:: WORK TO BE COMPLETED ::
Gather all lines from the material that contain "eléctrica".

------------------------------------------------

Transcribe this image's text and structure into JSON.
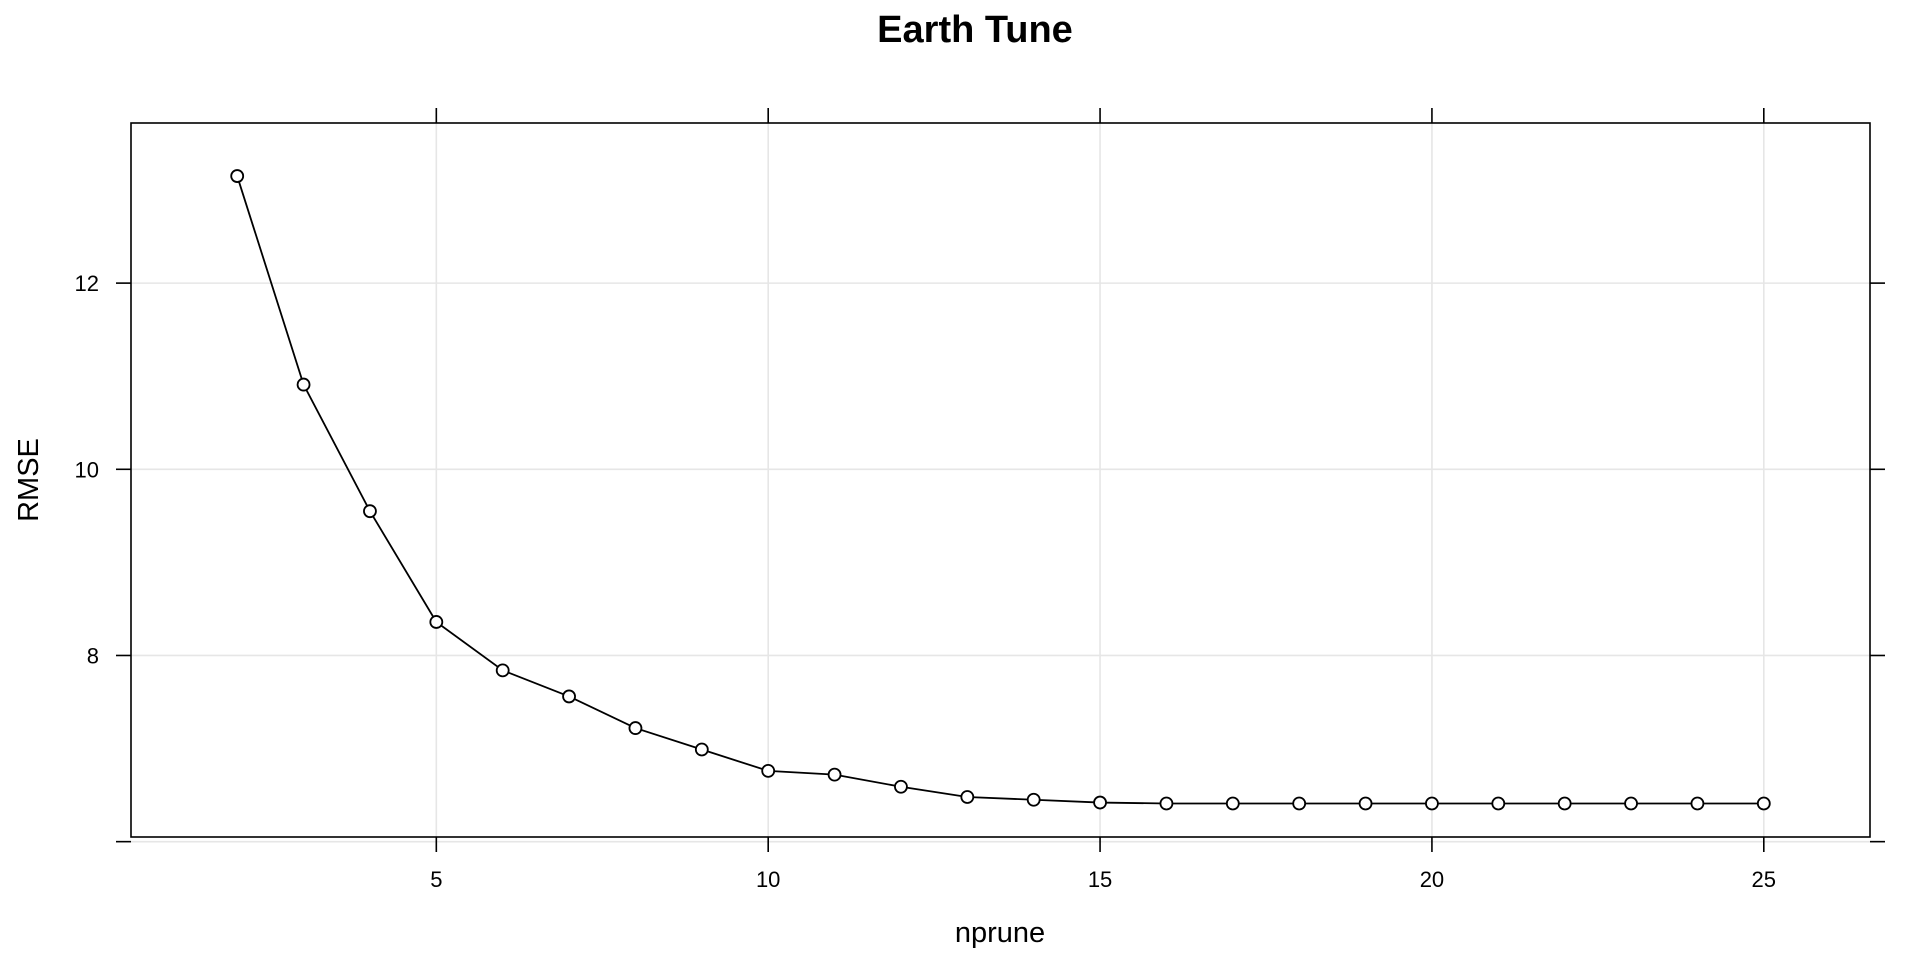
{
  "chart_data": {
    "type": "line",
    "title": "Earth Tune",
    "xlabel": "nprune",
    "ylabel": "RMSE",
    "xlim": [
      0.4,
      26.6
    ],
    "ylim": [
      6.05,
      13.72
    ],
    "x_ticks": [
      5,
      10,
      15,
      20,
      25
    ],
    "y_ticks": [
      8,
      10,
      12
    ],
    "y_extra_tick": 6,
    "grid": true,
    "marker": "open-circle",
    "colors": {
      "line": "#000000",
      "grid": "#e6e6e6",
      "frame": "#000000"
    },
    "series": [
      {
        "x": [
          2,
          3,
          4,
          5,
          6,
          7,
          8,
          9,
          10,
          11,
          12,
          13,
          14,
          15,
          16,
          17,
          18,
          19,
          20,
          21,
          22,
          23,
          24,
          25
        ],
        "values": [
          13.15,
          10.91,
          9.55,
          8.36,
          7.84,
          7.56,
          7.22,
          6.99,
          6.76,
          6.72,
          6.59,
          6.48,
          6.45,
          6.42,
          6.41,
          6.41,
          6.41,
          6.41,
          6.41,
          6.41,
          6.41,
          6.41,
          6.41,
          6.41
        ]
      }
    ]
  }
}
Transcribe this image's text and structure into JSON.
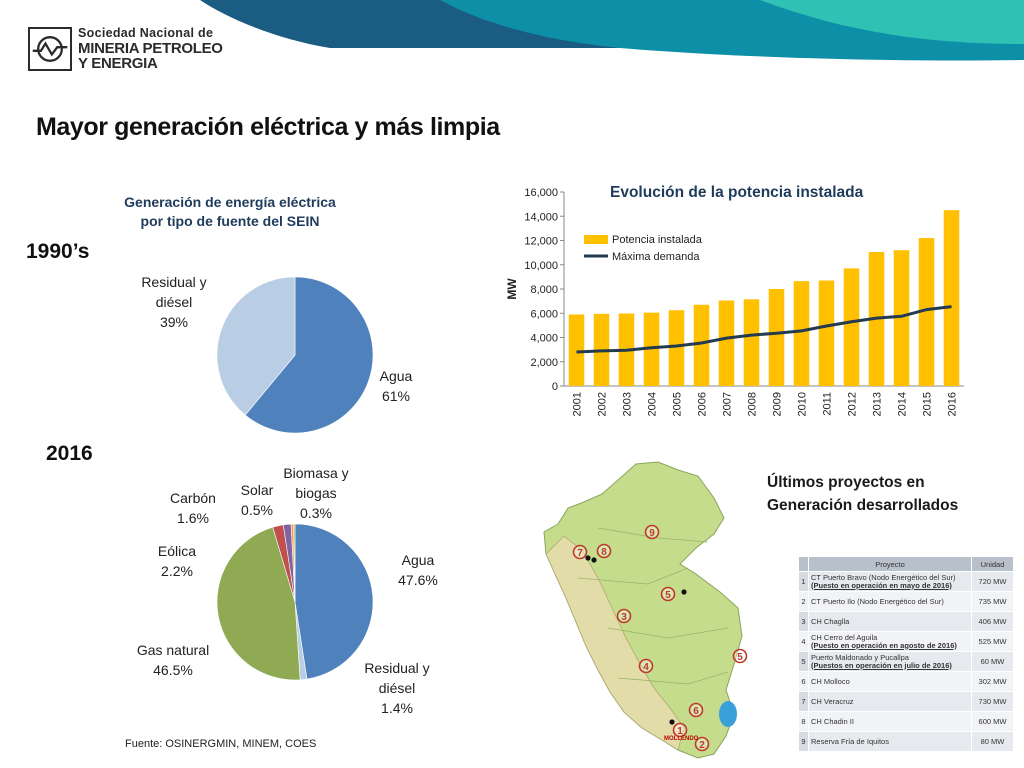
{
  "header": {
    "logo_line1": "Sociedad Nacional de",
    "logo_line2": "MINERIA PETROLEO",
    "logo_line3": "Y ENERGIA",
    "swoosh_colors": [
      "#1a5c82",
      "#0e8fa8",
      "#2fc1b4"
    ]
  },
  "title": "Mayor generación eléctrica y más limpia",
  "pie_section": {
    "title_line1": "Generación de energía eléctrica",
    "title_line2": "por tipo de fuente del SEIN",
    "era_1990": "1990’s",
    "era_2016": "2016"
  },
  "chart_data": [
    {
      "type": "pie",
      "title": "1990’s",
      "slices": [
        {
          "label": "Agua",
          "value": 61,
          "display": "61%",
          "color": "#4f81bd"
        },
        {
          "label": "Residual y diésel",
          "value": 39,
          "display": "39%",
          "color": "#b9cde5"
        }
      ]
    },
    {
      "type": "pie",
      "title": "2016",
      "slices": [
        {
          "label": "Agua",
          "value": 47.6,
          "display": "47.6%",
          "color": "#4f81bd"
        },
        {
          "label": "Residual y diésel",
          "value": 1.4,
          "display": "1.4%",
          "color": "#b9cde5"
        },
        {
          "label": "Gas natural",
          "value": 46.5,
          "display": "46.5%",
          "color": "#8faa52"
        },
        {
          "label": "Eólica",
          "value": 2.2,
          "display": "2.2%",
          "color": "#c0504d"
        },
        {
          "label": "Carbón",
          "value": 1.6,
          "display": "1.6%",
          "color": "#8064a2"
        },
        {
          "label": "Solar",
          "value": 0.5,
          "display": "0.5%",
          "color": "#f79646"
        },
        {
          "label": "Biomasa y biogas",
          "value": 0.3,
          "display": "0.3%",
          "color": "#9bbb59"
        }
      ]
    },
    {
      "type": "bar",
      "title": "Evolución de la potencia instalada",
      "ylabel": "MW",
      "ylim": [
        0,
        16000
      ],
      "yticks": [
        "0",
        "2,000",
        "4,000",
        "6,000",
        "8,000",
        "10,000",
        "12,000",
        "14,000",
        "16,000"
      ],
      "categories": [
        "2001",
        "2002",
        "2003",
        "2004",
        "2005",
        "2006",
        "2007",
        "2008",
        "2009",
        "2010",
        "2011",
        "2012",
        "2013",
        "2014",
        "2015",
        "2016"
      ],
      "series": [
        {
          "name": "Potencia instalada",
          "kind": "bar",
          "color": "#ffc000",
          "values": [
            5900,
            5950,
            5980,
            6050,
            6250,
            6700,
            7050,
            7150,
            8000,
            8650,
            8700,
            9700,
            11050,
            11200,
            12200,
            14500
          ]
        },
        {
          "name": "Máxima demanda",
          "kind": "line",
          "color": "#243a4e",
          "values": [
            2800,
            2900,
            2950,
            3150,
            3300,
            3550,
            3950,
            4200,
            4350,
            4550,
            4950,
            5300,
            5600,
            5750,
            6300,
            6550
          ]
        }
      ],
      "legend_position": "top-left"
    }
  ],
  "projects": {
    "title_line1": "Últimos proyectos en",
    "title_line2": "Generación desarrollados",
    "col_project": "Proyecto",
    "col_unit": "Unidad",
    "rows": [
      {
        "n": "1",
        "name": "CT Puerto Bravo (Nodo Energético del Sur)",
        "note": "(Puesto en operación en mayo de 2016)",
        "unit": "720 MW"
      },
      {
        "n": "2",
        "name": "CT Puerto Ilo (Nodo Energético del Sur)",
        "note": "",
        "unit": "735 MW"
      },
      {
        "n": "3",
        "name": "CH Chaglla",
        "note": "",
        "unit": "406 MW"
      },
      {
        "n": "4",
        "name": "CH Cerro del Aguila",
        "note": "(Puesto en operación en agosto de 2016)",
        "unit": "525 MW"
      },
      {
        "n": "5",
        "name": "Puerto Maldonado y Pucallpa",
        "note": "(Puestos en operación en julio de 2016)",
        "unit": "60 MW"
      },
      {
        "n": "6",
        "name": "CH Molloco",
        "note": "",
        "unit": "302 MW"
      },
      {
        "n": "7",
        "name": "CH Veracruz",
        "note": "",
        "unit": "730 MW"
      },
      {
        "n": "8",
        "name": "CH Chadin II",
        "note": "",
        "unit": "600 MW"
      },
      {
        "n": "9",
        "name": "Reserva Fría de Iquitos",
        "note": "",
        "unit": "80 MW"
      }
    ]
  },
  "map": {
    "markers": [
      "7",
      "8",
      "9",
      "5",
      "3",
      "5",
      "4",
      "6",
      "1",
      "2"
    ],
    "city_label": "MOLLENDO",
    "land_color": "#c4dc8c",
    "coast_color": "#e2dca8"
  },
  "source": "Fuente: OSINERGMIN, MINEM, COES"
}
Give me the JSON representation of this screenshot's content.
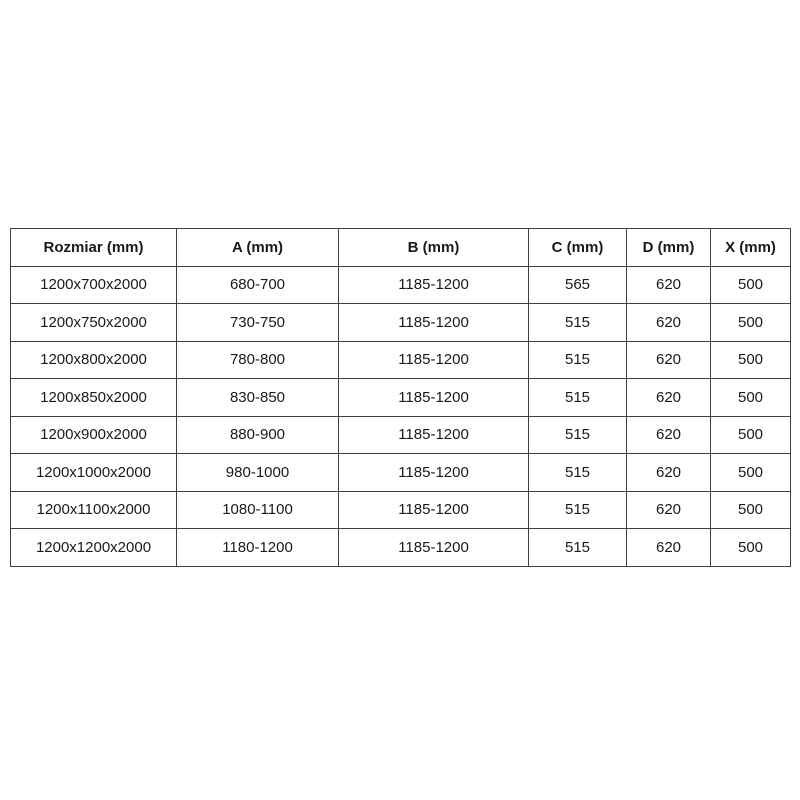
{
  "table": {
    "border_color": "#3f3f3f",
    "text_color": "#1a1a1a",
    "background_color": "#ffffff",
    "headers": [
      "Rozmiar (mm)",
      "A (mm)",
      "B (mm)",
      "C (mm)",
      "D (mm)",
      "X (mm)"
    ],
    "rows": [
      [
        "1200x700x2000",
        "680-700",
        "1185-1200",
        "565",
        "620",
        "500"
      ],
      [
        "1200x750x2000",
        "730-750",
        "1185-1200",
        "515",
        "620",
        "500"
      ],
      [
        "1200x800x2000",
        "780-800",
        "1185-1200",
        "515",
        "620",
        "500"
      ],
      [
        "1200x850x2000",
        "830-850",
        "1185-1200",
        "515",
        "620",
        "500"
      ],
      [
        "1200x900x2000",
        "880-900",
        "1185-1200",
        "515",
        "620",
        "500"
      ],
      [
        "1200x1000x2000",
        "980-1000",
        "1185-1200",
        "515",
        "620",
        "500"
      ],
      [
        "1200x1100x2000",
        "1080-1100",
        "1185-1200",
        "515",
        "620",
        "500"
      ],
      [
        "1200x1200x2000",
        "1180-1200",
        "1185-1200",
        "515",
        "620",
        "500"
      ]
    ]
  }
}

------------------------------------------------

:: EXERCISE RESULT ::
  "title": "Mayor generación eléctrica y más limpia",
    "title_line1": "Generación de energía eléctrica",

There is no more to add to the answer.